Each entry below is to be duplicated verbatim.

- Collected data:
--
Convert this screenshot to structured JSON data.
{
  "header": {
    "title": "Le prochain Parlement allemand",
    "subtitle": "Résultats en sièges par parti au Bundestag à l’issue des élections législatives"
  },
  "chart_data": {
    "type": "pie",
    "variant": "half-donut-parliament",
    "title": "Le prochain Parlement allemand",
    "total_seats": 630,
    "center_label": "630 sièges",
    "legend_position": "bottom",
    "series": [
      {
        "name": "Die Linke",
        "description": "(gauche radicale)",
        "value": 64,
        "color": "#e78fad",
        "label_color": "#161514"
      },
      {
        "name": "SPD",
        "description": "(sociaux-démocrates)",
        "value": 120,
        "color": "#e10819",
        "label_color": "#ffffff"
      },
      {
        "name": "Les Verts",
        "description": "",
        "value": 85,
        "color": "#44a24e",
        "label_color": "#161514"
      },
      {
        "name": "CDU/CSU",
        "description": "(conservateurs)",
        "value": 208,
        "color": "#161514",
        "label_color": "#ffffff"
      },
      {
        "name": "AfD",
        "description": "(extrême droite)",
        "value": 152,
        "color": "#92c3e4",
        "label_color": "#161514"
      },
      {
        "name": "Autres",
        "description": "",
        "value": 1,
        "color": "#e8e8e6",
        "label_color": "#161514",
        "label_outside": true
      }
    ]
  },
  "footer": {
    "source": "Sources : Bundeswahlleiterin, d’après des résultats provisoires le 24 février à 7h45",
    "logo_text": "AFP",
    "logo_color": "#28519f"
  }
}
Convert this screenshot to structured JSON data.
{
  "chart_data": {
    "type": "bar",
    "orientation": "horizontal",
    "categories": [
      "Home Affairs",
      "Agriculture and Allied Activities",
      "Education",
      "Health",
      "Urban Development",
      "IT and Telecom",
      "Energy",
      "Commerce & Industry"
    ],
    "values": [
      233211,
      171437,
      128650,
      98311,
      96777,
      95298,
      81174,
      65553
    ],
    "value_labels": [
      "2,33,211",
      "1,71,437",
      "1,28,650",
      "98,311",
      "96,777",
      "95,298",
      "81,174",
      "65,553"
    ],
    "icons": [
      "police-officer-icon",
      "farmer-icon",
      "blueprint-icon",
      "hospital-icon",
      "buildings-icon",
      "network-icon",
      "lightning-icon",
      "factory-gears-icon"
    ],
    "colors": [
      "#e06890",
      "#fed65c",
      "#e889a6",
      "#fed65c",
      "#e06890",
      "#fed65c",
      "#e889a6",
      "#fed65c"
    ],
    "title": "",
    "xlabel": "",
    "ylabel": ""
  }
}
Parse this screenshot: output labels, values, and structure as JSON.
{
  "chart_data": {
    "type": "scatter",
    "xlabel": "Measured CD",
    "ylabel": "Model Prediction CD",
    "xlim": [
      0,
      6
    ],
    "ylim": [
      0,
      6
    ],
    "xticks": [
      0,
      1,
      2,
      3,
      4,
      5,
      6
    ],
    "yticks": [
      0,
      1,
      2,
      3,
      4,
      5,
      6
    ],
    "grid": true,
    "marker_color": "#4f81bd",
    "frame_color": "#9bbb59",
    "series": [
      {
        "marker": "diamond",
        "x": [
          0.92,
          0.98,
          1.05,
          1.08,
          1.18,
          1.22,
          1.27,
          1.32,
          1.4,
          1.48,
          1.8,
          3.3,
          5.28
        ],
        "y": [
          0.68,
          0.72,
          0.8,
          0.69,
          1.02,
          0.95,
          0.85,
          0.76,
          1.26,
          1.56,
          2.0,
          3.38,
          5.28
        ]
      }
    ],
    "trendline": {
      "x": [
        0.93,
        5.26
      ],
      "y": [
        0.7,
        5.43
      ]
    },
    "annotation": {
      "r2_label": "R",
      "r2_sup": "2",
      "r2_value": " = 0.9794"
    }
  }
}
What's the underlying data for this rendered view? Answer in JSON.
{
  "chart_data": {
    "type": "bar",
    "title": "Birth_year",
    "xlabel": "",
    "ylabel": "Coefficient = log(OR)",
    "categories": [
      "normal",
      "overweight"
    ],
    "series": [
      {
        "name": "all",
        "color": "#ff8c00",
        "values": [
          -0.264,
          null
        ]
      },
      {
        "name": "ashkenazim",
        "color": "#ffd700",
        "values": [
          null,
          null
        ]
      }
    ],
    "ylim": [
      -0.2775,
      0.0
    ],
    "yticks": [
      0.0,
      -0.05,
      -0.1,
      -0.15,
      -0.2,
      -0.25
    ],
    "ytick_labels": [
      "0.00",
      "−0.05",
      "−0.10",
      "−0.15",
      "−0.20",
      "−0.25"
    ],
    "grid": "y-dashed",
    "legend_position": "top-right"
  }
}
--
- EXERCISE RESULT:
Convert this screenshot to structured JSON data.
{
  "header": {
    "title": "Le prochain Parlement allemand",
    "subtitle": "Résultats en sièges par parti au Bundestag à l’issue des élections législatives"
  },
  "chart_data": {
    "type": "pie",
    "variant": "half-donut-parliament",
    "title": "Le prochain Parlement allemand",
    "total_seats": 630,
    "center_label": "630 sièges",
    "legend_position": "bottom",
    "series": [
      {
        "name": "Die Linke",
        "description": "(gauche radicale)",
        "value": 64,
        "color": "#e78fad",
        "label_color": "#161514"
      },
      {
        "name": "SPD",
        "description": "(sociaux-démocrates)",
        "value": 120,
        "color": "#e10819",
        "label_color": "#ffffff"
      },
      {
        "name": "Les Verts",
        "description": "",
        "value": 85,
        "color": "#44a24e",
        "label_color": "#161514"
      },
      {
        "name": "CDU/CSU",
        "description": "(conservateurs)",
        "value": 208,
        "color": "#161514",
        "label_color": "#ffffff"
      },
      {
        "name": "AfD",
        "description": "(extrême droite)",
        "value": 152,
        "color": "#92c3e4",
        "label_color": "#161514"
      },
      {
        "name": "Autres",
        "description": "",
        "value": 1,
        "color": "#e8e8e6",
        "label_color": "#161514",
        "label_outside": true
      }
    ]
  },
  "footer": {
    "source": "Sources : Bundeswahlleiterin, d’après des résultats provisoires le 24 février à 7h45",
    "logo_text": "AFP",
    "logo_color": "#28519f"
  }
}
Convert this screenshot to structured JSON data.
{
  "chart_data": {
    "type": "bar",
    "orientation": "horizontal",
    "categories": [
      "Home Affairs",
      "Agriculture and Allied Activities",
      "Education",
      "Health",
      "Urban Development",
      "IT and Telecom",
      "Energy",
      "Commerce & Industry"
    ],
    "values": [
      233211,
      171437,
      128650,
      98311,
      96777,
      95298,
      81174,
      65553
    ],
    "value_labels": [
      "2,33,211",
      "1,71,437",
      "1,28,650",
      "98,311",
      "96,777",
      "95,298",
      "81,174",
      "65,553"
    ],
    "icons": [
      "police-officer-icon",
      "farmer-icon",
      "blueprint-icon",
      "hospital-icon",
      "buildings-icon",
      "network-icon",
      "lightning-icon",
      "factory-gears-icon"
    ],
    "colors": [
      "#e06890",
      "#fed65c",
      "#e889a6",
      "#fed65c",
      "#e06890",
      "#fed65c",
      "#e889a6",
      "#fed65c"
    ],
    "title": "",
    "xlabel": "",
    "ylabel": ""
  }
}
Parse this screenshot: output labels, values, and structure as JSON.
{
  "chart_data": {
    "type": "scatter",
    "xlabel": "Measured CD",
    "ylabel": "Model Prediction CD",
    "xlim": [
      0,
      6
    ],
    "ylim": [
      0,
      6
    ],
    "xticks": [
      0,
      1,
      2,
      3,
      4,
      5,
      6
    ],
    "yticks": [
      0,
      1,
      2,
      3,
      4,
      5,
      6
    ],
    "grid": true,
    "marker_color": "#4f81bd",
    "frame_color": "#9bbb59",
    "series": [
      {
        "marker": "diamond",
        "x": [
          0.92,
          0.98,
          1.05,
          1.08,
          1.18,
          1.22,
          1.27,
          1.32,
          1.4,
          1.48,
          1.8,
          3.3,
          5.28
        ],
        "y": [
          0.68,
          0.72,
          0.8,
          0.69,
          1.02,
          0.95,
          0.85,
          0.76,
          1.26,
          1.56,
          2.0,
          3.38,
          5.28
        ]
      }
    ],
    "trendline": {
      "x": [
        0.93,
        5.26
      ],
      "y": [
        0.7,
        5.43
      ]
    },
    "annotation": {
      "r2_label": "R",
      "r2_sup": "2",
      "r2_value": " = 0.9794"
    }
  }
}
What's the underlying data for this rendered view? Answer in JSON.
{
  "chart_data": {
    "type": "bar",
    "title": "Birth_year",
    "xlabel": "",
    "ylabel": "Coefficient = log(OR)",
    "categories": [
      "normal",
      "overweight"
    ],
    "series": [
      {
        "name": "all",
        "color": "#ff8c00",
        "values": [
          -0.264,
          null
        ]
      },
      {
        "name": "ashkenazim",
        "color": "#ffd700",
        "values": [
          null,
          null
        ]
      }
    ],
    "ylim": [
      -0.2775,
      0.0
    ],
    "yticks": [
      0.0,
      -0.05,
      -0.1,
      -0.15,
      -0.2,
      -0.25
    ],
    "ytick_labels": [
      "0.00",
      "−0.05",
      "−0.10",
      "−0.15",
      "−0.20",
      "−0.25"
    ],
    "grid": "y-dashed",
    "legend_position": "top-right"
  }
}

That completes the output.